→ **Task statement**: All of the listing below must be repeated word for word. Pictures are the only thing to omit.

→ **Entries supplied**:
===
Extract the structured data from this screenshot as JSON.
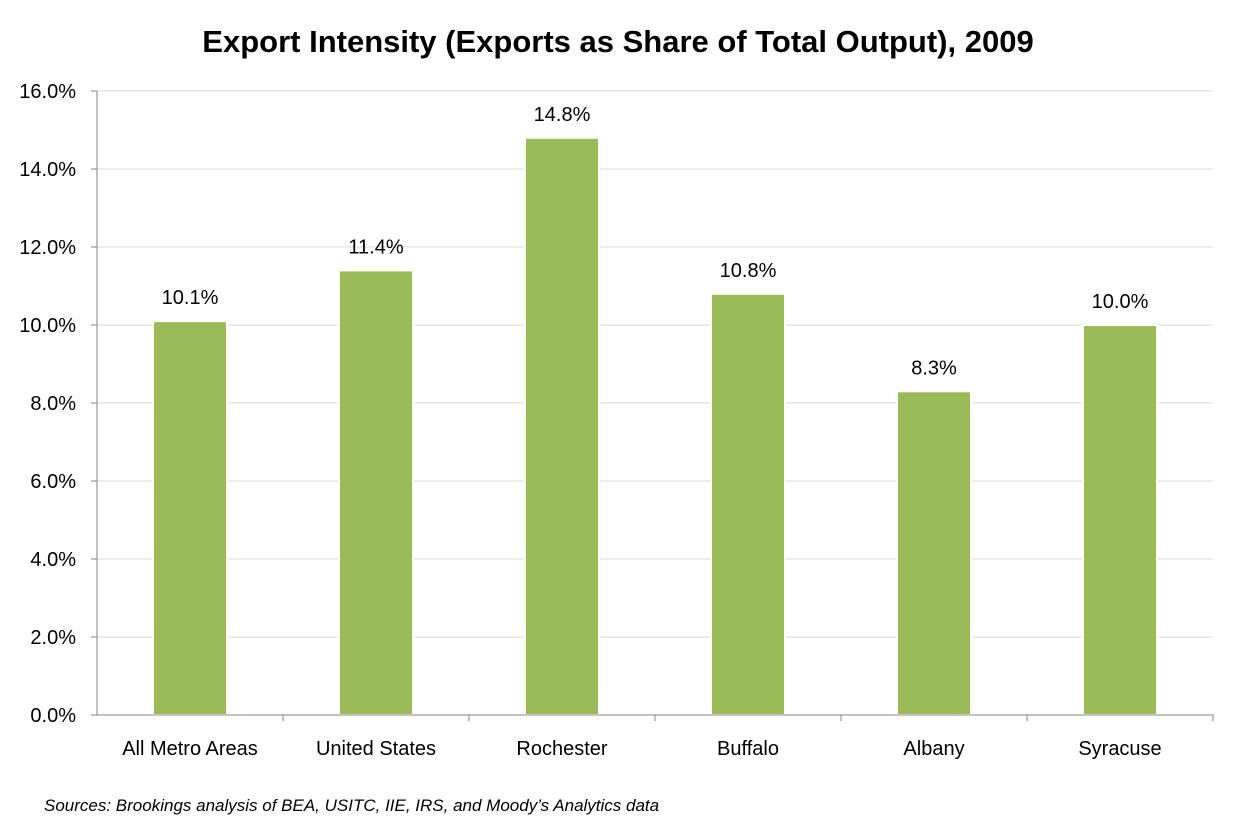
{
  "chart_data": {
    "type": "bar",
    "title": "Export Intensity (Exports as Share of Total Output), 2009",
    "categories": [
      "All Metro Areas",
      "United States",
      "Rochester",
      "Buffalo",
      "Albany",
      "Syracuse"
    ],
    "values": [
      10.1,
      11.4,
      14.8,
      10.8,
      8.3,
      10.0
    ],
    "data_labels": [
      "10.1%",
      "11.4%",
      "14.8%",
      "10.8%",
      "8.3%",
      "10.0%"
    ],
    "y_tick_labels": [
      "0.0%",
      "2.0%",
      "4.0%",
      "6.0%",
      "8.0%",
      "10.0%",
      "12.0%",
      "14.0%",
      "16.0%"
    ],
    "ylim": [
      0,
      16
    ],
    "xlabel": "",
    "ylabel": "",
    "grid": true,
    "bar_color": "#9bbb59",
    "source": "Sources: Brookings analysis of BEA, USITC, IIE, IRS, and Moody’s Analytics data"
  }
}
===
→ **Answer in full**:
Extract the structured data from this screenshot as JSON.
{
  "chart_data": {
    "type": "bar",
    "title": "Export Intensity (Exports as Share of Total Output), 2009",
    "categories": [
      "All Metro Areas",
      "United States",
      "Rochester",
      "Buffalo",
      "Albany",
      "Syracuse"
    ],
    "values": [
      10.1,
      11.4,
      14.8,
      10.8,
      8.3,
      10.0
    ],
    "data_labels": [
      "10.1%",
      "11.4%",
      "14.8%",
      "10.8%",
      "8.3%",
      "10.0%"
    ],
    "y_tick_labels": [
      "0.0%",
      "2.0%",
      "4.0%",
      "6.0%",
      "8.0%",
      "10.0%",
      "12.0%",
      "14.0%",
      "16.0%"
    ],
    "ylim": [
      0,
      16
    ],
    "xlabel": "",
    "ylabel": "",
    "grid": true,
    "bar_color": "#9bbb59",
    "source": "Sources: Brookings analysis of BEA, USITC, IIE, IRS, and Moody’s Analytics data"
  }
}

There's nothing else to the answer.